— Exercise prompt —
How many lines in the entries below contain "title"? Answer with the number only.

[Records from a collection of figures]
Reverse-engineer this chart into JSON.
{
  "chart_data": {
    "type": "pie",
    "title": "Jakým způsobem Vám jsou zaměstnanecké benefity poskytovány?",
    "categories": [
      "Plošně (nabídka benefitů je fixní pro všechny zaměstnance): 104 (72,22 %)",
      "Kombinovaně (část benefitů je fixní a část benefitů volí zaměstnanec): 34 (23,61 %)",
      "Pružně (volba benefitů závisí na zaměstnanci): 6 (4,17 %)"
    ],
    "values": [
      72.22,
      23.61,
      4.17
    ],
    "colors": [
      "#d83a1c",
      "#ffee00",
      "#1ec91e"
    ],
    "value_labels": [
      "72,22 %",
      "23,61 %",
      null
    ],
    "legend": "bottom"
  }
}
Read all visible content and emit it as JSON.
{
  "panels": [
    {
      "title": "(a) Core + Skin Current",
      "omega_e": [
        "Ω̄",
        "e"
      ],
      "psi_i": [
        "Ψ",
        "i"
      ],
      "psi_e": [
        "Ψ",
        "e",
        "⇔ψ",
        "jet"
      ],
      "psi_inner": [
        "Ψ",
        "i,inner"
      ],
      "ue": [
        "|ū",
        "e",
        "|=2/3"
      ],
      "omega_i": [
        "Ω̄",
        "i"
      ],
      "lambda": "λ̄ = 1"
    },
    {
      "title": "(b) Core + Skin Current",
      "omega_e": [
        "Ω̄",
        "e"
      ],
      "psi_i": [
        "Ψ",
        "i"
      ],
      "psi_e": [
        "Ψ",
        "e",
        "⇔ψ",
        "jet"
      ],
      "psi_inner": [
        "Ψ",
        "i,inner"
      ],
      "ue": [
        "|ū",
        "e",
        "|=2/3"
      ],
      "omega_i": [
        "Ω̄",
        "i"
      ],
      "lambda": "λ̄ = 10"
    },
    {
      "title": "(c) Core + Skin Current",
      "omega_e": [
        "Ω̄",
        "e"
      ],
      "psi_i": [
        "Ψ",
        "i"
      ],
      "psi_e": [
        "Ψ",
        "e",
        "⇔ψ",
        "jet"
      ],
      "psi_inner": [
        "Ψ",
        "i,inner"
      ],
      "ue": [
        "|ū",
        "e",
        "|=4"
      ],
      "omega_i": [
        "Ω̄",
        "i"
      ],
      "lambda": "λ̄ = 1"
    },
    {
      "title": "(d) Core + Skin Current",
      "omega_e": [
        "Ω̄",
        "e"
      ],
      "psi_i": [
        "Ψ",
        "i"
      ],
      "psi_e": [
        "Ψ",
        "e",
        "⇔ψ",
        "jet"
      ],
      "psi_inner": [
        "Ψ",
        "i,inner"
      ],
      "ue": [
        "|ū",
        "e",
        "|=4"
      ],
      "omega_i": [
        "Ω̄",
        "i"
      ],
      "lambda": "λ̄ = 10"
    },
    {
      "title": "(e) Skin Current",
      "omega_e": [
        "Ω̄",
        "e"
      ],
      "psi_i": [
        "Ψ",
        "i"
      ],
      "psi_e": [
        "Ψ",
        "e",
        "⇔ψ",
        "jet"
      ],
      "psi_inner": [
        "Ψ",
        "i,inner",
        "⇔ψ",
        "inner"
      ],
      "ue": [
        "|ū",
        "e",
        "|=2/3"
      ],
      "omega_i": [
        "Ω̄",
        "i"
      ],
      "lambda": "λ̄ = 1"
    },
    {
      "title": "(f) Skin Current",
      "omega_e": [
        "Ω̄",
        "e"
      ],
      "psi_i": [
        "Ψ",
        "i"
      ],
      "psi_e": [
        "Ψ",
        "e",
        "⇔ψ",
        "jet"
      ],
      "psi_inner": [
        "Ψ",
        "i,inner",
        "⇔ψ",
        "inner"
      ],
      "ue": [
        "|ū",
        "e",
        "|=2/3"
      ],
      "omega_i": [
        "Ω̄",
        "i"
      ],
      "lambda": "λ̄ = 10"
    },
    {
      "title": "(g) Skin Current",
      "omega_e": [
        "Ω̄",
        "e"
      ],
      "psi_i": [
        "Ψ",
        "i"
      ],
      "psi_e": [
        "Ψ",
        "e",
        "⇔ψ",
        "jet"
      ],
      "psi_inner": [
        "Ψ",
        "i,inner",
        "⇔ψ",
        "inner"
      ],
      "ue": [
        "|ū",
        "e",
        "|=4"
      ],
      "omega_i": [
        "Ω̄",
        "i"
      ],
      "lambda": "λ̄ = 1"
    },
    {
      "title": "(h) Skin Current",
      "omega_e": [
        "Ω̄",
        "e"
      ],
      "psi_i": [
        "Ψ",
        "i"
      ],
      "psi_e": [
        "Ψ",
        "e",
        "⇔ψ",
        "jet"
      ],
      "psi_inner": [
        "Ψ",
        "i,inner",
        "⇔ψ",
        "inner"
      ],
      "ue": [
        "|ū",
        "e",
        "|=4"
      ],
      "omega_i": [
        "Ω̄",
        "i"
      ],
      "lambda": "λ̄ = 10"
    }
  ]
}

— Answer below —
9